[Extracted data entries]
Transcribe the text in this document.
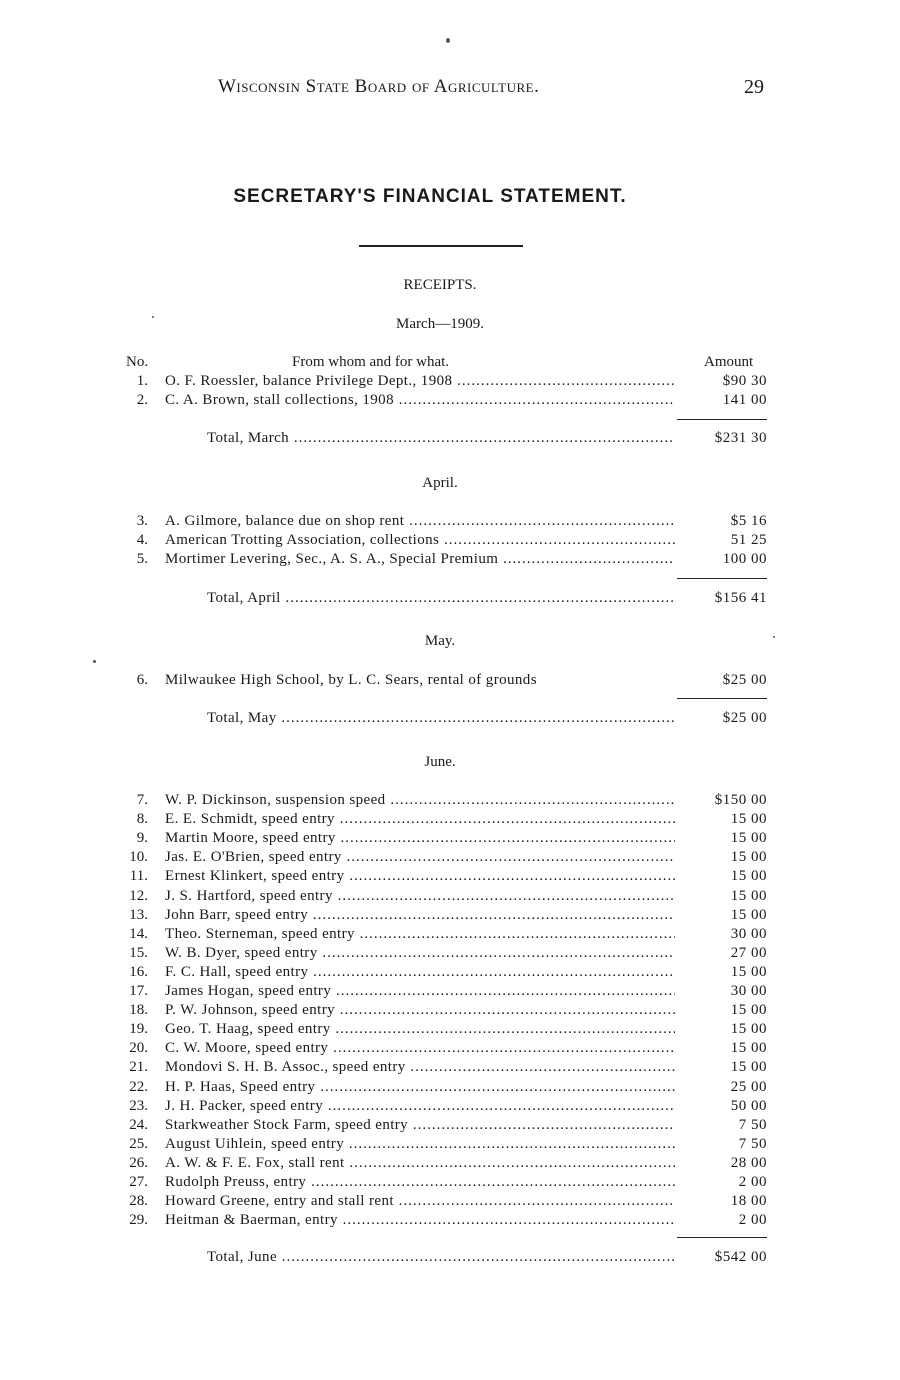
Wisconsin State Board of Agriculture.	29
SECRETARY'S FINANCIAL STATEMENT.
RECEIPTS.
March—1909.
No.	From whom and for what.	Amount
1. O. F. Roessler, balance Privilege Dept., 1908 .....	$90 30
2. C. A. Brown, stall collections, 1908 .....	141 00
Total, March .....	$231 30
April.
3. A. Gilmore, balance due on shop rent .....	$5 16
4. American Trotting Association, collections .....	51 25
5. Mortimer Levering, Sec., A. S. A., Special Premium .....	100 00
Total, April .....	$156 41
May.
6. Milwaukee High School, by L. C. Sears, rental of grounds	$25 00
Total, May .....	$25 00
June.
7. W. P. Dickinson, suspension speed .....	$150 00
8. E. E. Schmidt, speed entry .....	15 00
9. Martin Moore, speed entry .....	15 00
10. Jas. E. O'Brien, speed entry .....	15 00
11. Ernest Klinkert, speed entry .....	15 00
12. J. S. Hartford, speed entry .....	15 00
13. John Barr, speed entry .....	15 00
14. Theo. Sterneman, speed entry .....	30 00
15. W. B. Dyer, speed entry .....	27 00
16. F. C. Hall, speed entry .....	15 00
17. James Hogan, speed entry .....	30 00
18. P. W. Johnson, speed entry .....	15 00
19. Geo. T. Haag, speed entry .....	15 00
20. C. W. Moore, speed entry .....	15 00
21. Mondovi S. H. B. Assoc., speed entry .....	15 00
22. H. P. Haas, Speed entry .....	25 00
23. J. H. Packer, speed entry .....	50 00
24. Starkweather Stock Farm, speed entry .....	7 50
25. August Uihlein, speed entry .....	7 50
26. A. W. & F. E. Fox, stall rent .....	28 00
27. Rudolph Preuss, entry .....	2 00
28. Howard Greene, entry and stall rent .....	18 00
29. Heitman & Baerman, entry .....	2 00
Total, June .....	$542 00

...

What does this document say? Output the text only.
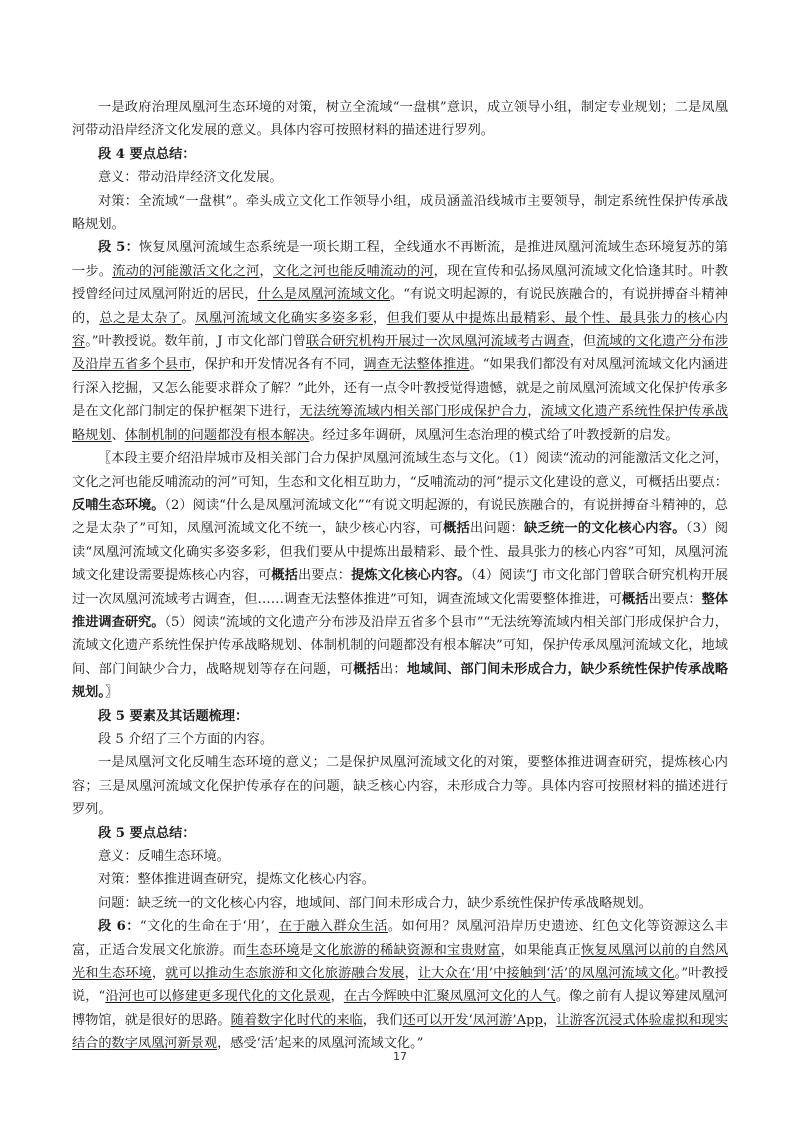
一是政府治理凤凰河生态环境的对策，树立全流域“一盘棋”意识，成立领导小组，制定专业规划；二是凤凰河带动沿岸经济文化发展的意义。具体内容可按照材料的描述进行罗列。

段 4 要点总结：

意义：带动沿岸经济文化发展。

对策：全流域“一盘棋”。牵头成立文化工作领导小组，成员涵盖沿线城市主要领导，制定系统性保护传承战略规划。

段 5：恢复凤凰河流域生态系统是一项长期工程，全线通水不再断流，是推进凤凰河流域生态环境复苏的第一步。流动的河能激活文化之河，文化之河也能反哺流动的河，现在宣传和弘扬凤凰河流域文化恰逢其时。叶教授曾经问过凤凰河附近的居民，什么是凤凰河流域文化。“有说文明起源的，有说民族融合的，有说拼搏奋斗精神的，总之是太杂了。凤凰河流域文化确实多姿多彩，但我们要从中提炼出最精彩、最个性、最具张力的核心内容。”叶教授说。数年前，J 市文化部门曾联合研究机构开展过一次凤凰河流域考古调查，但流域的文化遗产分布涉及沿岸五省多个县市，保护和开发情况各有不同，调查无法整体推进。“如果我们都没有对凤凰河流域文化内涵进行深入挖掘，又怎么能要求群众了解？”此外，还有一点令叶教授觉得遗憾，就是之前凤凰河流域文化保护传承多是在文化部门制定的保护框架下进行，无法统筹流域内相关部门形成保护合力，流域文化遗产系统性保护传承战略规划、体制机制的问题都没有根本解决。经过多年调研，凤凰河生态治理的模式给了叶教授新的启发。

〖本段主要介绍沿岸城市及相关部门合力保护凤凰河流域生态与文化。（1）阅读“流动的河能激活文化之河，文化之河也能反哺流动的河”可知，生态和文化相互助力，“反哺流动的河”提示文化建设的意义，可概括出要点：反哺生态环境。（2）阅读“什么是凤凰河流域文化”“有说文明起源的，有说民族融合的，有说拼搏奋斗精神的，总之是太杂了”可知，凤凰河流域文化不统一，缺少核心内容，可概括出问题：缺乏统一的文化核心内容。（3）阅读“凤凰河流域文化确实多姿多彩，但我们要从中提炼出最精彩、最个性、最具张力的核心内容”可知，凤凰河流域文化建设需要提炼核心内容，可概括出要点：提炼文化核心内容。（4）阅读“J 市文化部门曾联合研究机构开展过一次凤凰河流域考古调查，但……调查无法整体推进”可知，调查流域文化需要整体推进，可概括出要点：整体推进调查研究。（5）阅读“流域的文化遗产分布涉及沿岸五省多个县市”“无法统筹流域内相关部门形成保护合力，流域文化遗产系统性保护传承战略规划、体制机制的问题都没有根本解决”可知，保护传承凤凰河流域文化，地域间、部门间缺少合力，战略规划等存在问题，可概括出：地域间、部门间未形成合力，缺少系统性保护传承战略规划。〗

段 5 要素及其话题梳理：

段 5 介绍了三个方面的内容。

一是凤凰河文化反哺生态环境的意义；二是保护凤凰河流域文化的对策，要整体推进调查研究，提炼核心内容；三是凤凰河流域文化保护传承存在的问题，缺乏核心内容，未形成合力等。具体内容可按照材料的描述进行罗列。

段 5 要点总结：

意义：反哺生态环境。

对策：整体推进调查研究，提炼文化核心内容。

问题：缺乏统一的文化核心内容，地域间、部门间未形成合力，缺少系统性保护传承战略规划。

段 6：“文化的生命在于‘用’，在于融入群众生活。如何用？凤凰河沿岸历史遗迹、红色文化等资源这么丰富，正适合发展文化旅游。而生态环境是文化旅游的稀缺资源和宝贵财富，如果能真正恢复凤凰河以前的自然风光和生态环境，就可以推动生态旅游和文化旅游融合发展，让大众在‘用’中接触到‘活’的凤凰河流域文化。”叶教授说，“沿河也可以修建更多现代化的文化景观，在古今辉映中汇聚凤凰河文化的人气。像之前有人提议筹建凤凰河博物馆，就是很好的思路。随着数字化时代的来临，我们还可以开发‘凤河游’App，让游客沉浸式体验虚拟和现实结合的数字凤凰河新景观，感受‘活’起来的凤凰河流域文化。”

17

Your instructions: Lines holding the word "Moore" in the entries above are the ones to pull out. Copy them all.

Final answer:
9. Martin Moore, speed entry .....	15 00
20. C. W. Moore, speed entry .....	15 00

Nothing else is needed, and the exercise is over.